# [What to work on]
Quote the listing below in its entirety.

* start The input *

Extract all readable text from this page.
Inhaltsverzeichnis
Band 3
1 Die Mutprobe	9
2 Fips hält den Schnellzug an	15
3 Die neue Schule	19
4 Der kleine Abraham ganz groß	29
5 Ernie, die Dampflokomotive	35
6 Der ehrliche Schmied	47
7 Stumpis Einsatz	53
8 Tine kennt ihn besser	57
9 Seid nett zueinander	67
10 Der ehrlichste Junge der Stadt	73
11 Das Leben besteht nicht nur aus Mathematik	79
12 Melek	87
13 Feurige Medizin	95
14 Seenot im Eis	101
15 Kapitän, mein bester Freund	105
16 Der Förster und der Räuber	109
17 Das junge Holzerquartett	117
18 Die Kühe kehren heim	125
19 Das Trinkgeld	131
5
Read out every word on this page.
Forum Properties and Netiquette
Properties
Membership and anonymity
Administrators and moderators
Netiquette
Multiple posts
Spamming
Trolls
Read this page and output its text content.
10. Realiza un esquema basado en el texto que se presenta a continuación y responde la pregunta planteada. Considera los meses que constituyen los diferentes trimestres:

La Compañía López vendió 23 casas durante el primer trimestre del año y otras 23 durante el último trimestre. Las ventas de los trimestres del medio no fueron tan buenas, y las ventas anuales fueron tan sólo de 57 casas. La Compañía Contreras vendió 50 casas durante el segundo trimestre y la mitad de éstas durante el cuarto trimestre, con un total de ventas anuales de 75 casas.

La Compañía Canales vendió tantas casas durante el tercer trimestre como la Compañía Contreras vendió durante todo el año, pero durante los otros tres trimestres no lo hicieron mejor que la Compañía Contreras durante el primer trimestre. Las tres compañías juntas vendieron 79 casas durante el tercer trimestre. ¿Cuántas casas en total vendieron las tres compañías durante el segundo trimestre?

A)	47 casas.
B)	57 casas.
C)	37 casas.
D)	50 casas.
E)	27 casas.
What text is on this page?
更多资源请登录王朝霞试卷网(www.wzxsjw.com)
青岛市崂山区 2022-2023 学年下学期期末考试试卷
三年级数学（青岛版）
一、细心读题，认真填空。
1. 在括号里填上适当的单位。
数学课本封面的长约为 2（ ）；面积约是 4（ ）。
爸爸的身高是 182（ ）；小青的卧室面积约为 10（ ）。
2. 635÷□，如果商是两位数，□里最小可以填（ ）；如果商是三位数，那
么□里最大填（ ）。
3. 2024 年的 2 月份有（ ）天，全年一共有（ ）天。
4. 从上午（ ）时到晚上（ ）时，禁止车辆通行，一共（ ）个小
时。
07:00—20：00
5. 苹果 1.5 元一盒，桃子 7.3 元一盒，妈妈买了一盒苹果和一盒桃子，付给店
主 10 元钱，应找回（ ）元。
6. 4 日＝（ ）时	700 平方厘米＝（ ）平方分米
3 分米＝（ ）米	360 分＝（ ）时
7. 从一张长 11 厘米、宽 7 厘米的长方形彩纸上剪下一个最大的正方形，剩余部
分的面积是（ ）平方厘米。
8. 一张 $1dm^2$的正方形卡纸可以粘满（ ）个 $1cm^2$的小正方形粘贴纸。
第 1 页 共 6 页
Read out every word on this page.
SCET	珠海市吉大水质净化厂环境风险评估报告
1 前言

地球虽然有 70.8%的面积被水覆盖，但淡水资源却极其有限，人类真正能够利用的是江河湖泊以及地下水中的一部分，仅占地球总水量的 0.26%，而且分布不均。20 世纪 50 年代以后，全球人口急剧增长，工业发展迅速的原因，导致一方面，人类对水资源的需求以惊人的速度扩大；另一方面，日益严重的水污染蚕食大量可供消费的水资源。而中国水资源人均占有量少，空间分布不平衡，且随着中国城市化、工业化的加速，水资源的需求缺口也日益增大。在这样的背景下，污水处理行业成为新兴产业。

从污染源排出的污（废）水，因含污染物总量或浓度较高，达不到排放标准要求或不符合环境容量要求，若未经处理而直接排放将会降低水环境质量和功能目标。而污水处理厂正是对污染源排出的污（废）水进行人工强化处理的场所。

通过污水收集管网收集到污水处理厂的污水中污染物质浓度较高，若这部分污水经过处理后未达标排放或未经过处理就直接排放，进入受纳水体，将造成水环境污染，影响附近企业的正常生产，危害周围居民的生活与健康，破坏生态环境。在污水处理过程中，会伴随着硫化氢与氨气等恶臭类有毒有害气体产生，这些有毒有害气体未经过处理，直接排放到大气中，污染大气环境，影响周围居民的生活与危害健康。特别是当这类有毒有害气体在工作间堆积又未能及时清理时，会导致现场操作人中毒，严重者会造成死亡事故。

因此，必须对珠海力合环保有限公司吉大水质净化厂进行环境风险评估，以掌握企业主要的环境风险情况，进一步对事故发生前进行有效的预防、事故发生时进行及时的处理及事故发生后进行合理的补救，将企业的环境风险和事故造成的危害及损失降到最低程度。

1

* end The input *

# [Exercise answer]
Extract all readable text from this page.
Inhaltsverzeichnis
Band 3
1 Die Mutprobe	9
2 Fips hält den Schnellzug an	15
3 Die neue Schule	19
4 Der kleine Abraham ganz groß	29
5 Ernie, die Dampflokomotive	35
6 Der ehrliche Schmied	47
7 Stumpis Einsatz	53
8 Tine kennt ihn besser	57
9 Seid nett zueinander	67
10 Der ehrlichste Junge der Stadt	73
11 Das Leben besteht nicht nur aus Mathematik	79
12 Melek	87
13 Feurige Medizin	95
14 Seenot im Eis	101
15 Kapitän, mein bester Freund	105
16 Der Förster und der Räuber	109
17 Das junge Holzerquartett	117
18 Die Kühe kehren heim	125
19 Das Trinkgeld	131
5
Read out every word on this page.
Forum Properties and Netiquette
Properties
Membership and anonymity
Administrators and moderators
Netiquette
Multiple posts
Spamming
Trolls
Read this page and output its text content.
10. Realiza un esquema basado en el texto que se presenta a continuación y responde la pregunta planteada. Considera los meses que constituyen los diferentes trimestres:

La Compañía López vendió 23 casas durante el primer trimestre del año y otras 23 durante el último trimestre. Las ventas de los trimestres del medio no fueron tan buenas, y las ventas anuales fueron tan sólo de 57 casas. La Compañía Contreras vendió 50 casas durante el segundo trimestre y la mitad de éstas durante el cuarto trimestre, con un total de ventas anuales de 75 casas.

La Compañía Canales vendió tantas casas durante el tercer trimestre como la Compañía Contreras vendió durante todo el año, pero durante los otros tres trimestres no lo hicieron mejor que la Compañía Contreras durante el primer trimestre. Las tres compañías juntas vendieron 79 casas durante el tercer trimestre. ¿Cuántas casas en total vendieron las tres compañías durante el segundo trimestre?

A)	47 casas.
B)	57 casas.
C)	37 casas.
D)	50 casas.
E)	27 casas.
What text is on this page?
更多资源请登录王朝霞试卷网(www.wzxsjw.com)
青岛市崂山区 2022-2023 学年下学期期末考试试卷
三年级数学（青岛版）
一、细心读题，认真填空。
1. 在括号里填上适当的单位。
数学课本封面的长约为 2（ ）；面积约是 4（ ）。
爸爸的身高是 182（ ）；小青的卧室面积约为 10（ ）。
2. 635÷□，如果商是两位数，□里最小可以填（ ）；如果商是三位数，那
么□里最大填（ ）。
3. 2024 年的 2 月份有（ ）天，全年一共有（ ）天。
4. 从上午（ ）时到晚上（ ）时，禁止车辆通行，一共（ ）个小
时。
07:00—20：00
5. 苹果 1.5 元一盒，桃子 7.3 元一盒，妈妈买了一盒苹果和一盒桃子，付给店
主 10 元钱，应找回（ ）元。
6. 4 日＝（ ）时	700 平方厘米＝（ ）平方分米
3 分米＝（ ）米	360 分＝（ ）时
7. 从一张长 11 厘米、宽 7 厘米的长方形彩纸上剪下一个最大的正方形，剩余部
分的面积是（ ）平方厘米。
8. 一张 $1dm^2$的正方形卡纸可以粘满（ ）个 $1cm^2$的小正方形粘贴纸。
第 1 页 共 6 页
Read out every word on this page.
SCET	珠海市吉大水质净化厂环境风险评估报告
1 前言

地球虽然有 70.8%的面积被水覆盖，但淡水资源却极其有限，人类真正能够利用的是江河湖泊以及地下水中的一部分，仅占地球总水量的 0.26%，而且分布不均。20 世纪 50 年代以后，全球人口急剧增长，工业发展迅速的原因，导致一方面，人类对水资源的需求以惊人的速度扩大；另一方面，日益严重的水污染蚕食大量可供消费的水资源。而中国水资源人均占有量少，空间分布不平衡，且随着中国城市化、工业化的加速，水资源的需求缺口也日益增大。在这样的背景下，污水处理行业成为新兴产业。

从污染源排出的污（废）水，因含污染物总量或浓度较高，达不到排放标准要求或不符合环境容量要求，若未经处理而直接排放将会降低水环境质量和功能目标。而污水处理厂正是对污染源排出的污（废）水进行人工强化处理的场所。

通过污水收集管网收集到污水处理厂的污水中污染物质浓度较高，若这部分污水经过处理后未达标排放或未经过处理就直接排放，进入受纳水体，将造成水环境污染，影响附近企业的正常生产，危害周围居民的生活与健康，破坏生态环境。在污水处理过程中，会伴随着硫化氢与氨气等恶臭类有毒有害气体产生，这些有毒有害气体未经过处理，直接排放到大气中，污染大气环境，影响周围居民的生活与危害健康。特别是当这类有毒有害气体在工作间堆积又未能及时清理时，会导致现场操作人中毒，严重者会造成死亡事故。

因此，必须对珠海力合环保有限公司吉大水质净化厂进行环境风险评估，以掌握企业主要的环境风险情况，进一步对事故发生前进行有效的预防、事故发生时进行及时的处理及事故发生后进行合理的补救，将企业的环境风险和事故造成的危害及损失降到最低程度。

1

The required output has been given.